---------- INFORMATION SUPPLIED ----------

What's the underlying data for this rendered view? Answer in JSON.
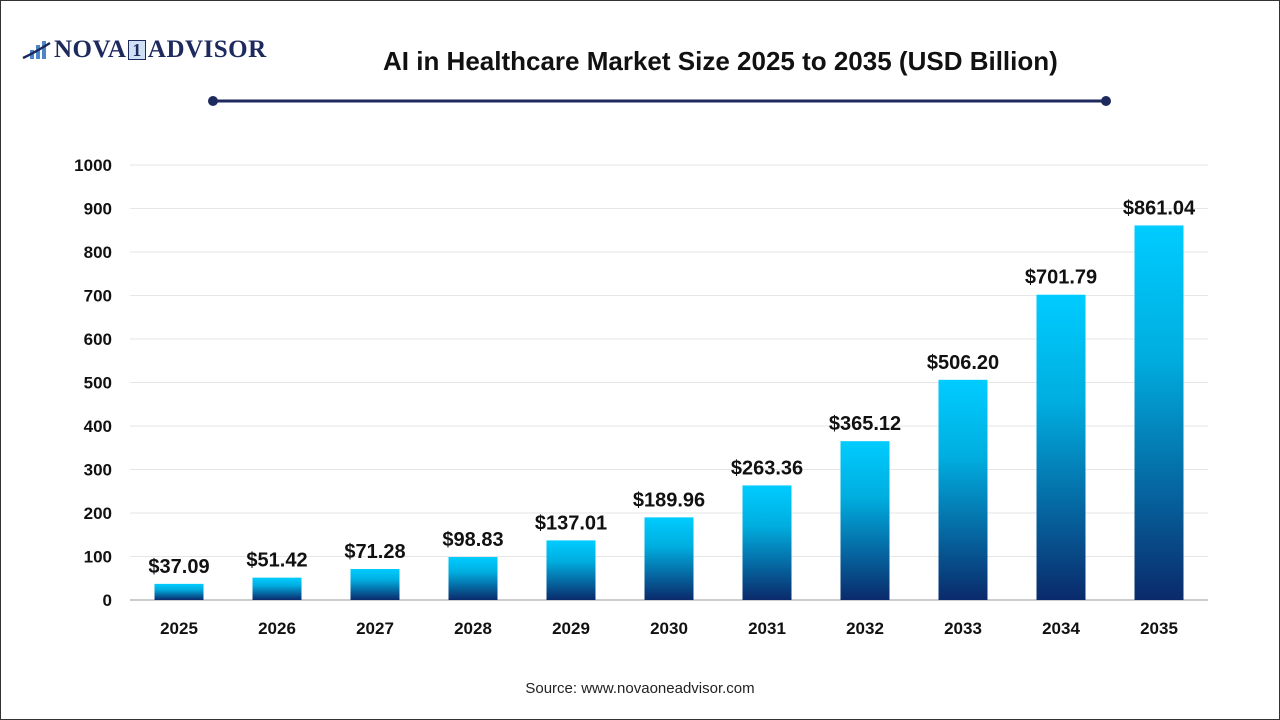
{
  "logo": {
    "text_left": "NOVA",
    "text_mid": "1",
    "text_right": "ADVISOR"
  },
  "title": "AI in Healthcare Market Size 2025 to 2035 (USD Billion)",
  "source": "Source: www.novaoneadvisor.com",
  "colors": {
    "bar_top": "#00ccff",
    "bar_bottom": "#0a2a6b",
    "title_rule": "#1e2a5e"
  },
  "chart_data": {
    "type": "bar",
    "title": "AI in Healthcare Market Size 2025 to 2035 (USD Billion)",
    "categories": [
      "2025",
      "2026",
      "2027",
      "2028",
      "2029",
      "2030",
      "2031",
      "2032",
      "2033",
      "2034",
      "2035"
    ],
    "values": [
      37.09,
      51.42,
      71.28,
      98.83,
      137.01,
      189.96,
      263.36,
      365.12,
      506.2,
      701.79,
      861.04
    ],
    "data_labels": [
      "$37.09",
      "$51.42",
      "$71.28",
      "$98.83",
      "$137.01",
      "$189.96",
      "$263.36",
      "$365.12",
      "$506.20",
      "$701.79",
      "$861.04"
    ],
    "yticks": [
      0,
      100,
      200,
      300,
      400,
      500,
      600,
      700,
      800,
      900,
      1000
    ],
    "ylim": [
      0,
      1000
    ],
    "xlabel": "",
    "ylabel": "",
    "grid": true
  }
}
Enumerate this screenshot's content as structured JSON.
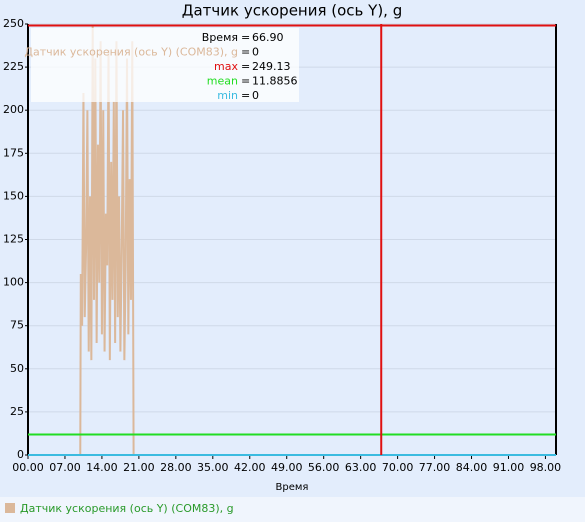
{
  "chart_data": {
    "type": "line",
    "title": "Датчик ускорения (ось Y), g",
    "x_label": "Время",
    "xlim": [
      0,
      100
    ],
    "xticks": [
      {
        "value": 0,
        "label": "00.00"
      },
      {
        "value": 7,
        "label": "07.00"
      },
      {
        "value": 14,
        "label": "14.00"
      },
      {
        "value": 21,
        "label": "21.00"
      },
      {
        "value": 28,
        "label": "28.00"
      },
      {
        "value": 35,
        "label": "35.00"
      },
      {
        "value": 42,
        "label": "42.00"
      },
      {
        "value": 49,
        "label": "49.00"
      },
      {
        "value": 56,
        "label": "56.00"
      },
      {
        "value": 63,
        "label": "63.00"
      },
      {
        "value": 70,
        "label": "70.00"
      },
      {
        "value": 77,
        "label": "77.00"
      },
      {
        "value": 84,
        "label": "84.00"
      },
      {
        "value": 91,
        "label": "91.00"
      },
      {
        "value": 98,
        "label": "98.00"
      }
    ],
    "ylim": [
      0,
      250
    ],
    "yticks": [
      0,
      25,
      50,
      75,
      100,
      125,
      150,
      175,
      200,
      225,
      250
    ],
    "grid": true,
    "legend": "bottom-left",
    "series": [
      {
        "name": "Датчик ускорения (ось Y) (COM83), g",
        "color": "#dbb89a",
        "legend_color": "#2a9a2a",
        "x": [
          0,
          9.9,
          10.0,
          10.25,
          10.5,
          10.75,
          11.0,
          11.25,
          11.5,
          11.75,
          12.0,
          12.25,
          12.5,
          12.75,
          13.0,
          13.25,
          13.5,
          13.75,
          14.0,
          14.25,
          14.5,
          14.75,
          15.0,
          15.25,
          15.5,
          15.75,
          16.0,
          16.25,
          16.5,
          16.75,
          17.0,
          17.25,
          17.5,
          17.75,
          18.0,
          18.25,
          18.5,
          18.75,
          19.0,
          19.25,
          19.5,
          19.75,
          20.0,
          66.9
        ],
        "values": [
          0,
          0,
          105,
          75,
          210,
          80,
          120,
          200,
          60,
          150,
          55,
          249,
          90,
          230,
          65,
          180,
          100,
          240,
          70,
          200,
          60,
          140,
          110,
          235,
          55,
          170,
          90,
          205,
          65,
          240,
          80,
          150,
          60,
          120,
          200,
          55,
          110,
          230,
          70,
          160,
          90,
          240,
          0,
          0
        ]
      }
    ],
    "separator": "=",
    "cursor": {
      "name": "Время",
      "value": 66.9,
      "value_label": "66.90",
      "color": "#e01010"
    },
    "tooltip_value": 0,
    "reference_lines": [
      {
        "name": "max",
        "value": 249.13,
        "color": "#e01010"
      },
      {
        "name": "mean",
        "value": 11.8856,
        "color": "#22dd22"
      },
      {
        "name": "min",
        "value": 0,
        "color": "#3bbbe0"
      }
    ]
  }
}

----------

#### [TASK INSTRUCTIONS]
Restate the entire listing word for word, excluding pictures.

#### [WRITTEN ANSWER]
What's the underlying data for this rendered view? Answer in JSON.
{
  "logo": {
    "text_left": "NOVA",
    "text_mid": "1",
    "text_right": "ADVISOR"
  },
  "title": "AI in Healthcare Market Size 2025 to 2035 (USD Billion)",
  "source": "Source: www.novaoneadvisor.com",
  "colors": {
    "bar_top": "#00ccff",
    "bar_bottom": "#0a2a6b",
    "title_rule": "#1e2a5e"
  },
  "chart_data": {
    "type": "bar",
    "title": "AI in Healthcare Market Size 2025 to 2035 (USD Billion)",
    "categories": [
      "2025",
      "2026",
      "2027",
      "2028",
      "2029",
      "2030",
      "2031",
      "2032",
      "2033",
      "2034",
      "2035"
    ],
    "values": [
      37.09,
      51.42,
      71.28,
      98.83,
      137.01,
      189.96,
      263.36,
      365.12,
      506.2,
      701.79,
      861.04
    ],
    "data_labels": [
      "$37.09",
      "$51.42",
      "$71.28",
      "$98.83",
      "$137.01",
      "$189.96",
      "$263.36",
      "$365.12",
      "$506.20",
      "$701.79",
      "$861.04"
    ],
    "yticks": [
      0,
      100,
      200,
      300,
      400,
      500,
      600,
      700,
      800,
      900,
      1000
    ],
    "ylim": [
      0,
      1000
    ],
    "xlabel": "",
    "ylabel": "",
    "grid": true
  }
}
Enumerate this screenshot's content as structured JSON.
{
  "chart_data": {
    "type": "line",
    "title": "Датчик ускорения (ось Y), g",
    "x_label": "Время",
    "xlim": [
      0,
      100
    ],
    "xticks": [
      {
        "value": 0,
        "label": "00.00"
      },
      {
        "value": 7,
        "label": "07.00"
      },
      {
        "value": 14,
        "label": "14.00"
      },
      {
        "value": 21,
        "label": "21.00"
      },
      {
        "value": 28,
        "label": "28.00"
      },
      {
        "value": 35,
        "label": "35.00"
      },
      {
        "value": 42,
        "label": "42.00"
      },
      {
        "value": 49,
        "label": "49.00"
      },
      {
        "value": 56,
        "label": "56.00"
      },
      {
        "value": 63,
        "label": "63.00"
      },
      {
        "value": 70,
        "label": "70.00"
      },
      {
        "value": 77,
        "label": "77.00"
      },
      {
        "value": 84,
        "label": "84.00"
      },
      {
        "value": 91,
        "label": "91.00"
      },
      {
        "value": 98,
        "label": "98.00"
      }
    ],
    "ylim": [
      0,
      250
    ],
    "yticks": [
      0,
      25,
      50,
      75,
      100,
      125,
      150,
      175,
      200,
      225,
      250
    ],
    "grid": true,
    "legend": "bottom-left",
    "series": [
      {
        "name": "Датчик ускорения (ось Y) (COM83), g",
        "color": "#dbb89a",
        "legend_color": "#2a9a2a",
        "x": [
          0,
          9.9,
          10.0,
          10.25,
          10.5,
          10.75,
          11.0,
          11.25,
          11.5,
          11.75,
          12.0,
          12.25,
          12.5,
          12.75,
          13.0,
          13.25,
          13.5,
          13.75,
          14.0,
          14.25,
          14.5,
          14.75,
          15.0,
          15.25,
          15.5,
          15.75,
          16.0,
          16.25,
          16.5,
          16.75,
          17.0,
          17.25,
          17.5,
          17.75,
          18.0,
          18.25,
          18.5,
          18.75,
          19.0,
          19.25,
          19.5,
          19.75,
          20.0,
          66.9
        ],
        "values": [
          0,
          0,
          105,
          75,
          210,
          80,
          120,
          200,
          60,
          150,
          55,
          249,
          90,
          230,
          65,
          180,
          100,
          240,
          70,
          200,
          60,
          140,
          110,
          235,
          55,
          170,
          90,
          205,
          65,
          240,
          80,
          150,
          60,
          120,
          200,
          55,
          110,
          230,
          70,
          160,
          90,
          240,
          0,
          0
        ]
      }
    ],
    "separator": "=",
    "cursor": {
      "name": "Время",
      "value": 66.9,
      "value_label": "66.90",
      "color": "#e01010"
    },
    "tooltip_value": 0,
    "reference_lines": [
      {
        "name": "max",
        "value": 249.13,
        "color": "#e01010"
      },
      {
        "name": "mean",
        "value": 11.8856,
        "color": "#22dd22"
      },
      {
        "name": "min",
        "value": 0,
        "color": "#3bbbe0"
      }
    ]
  }
}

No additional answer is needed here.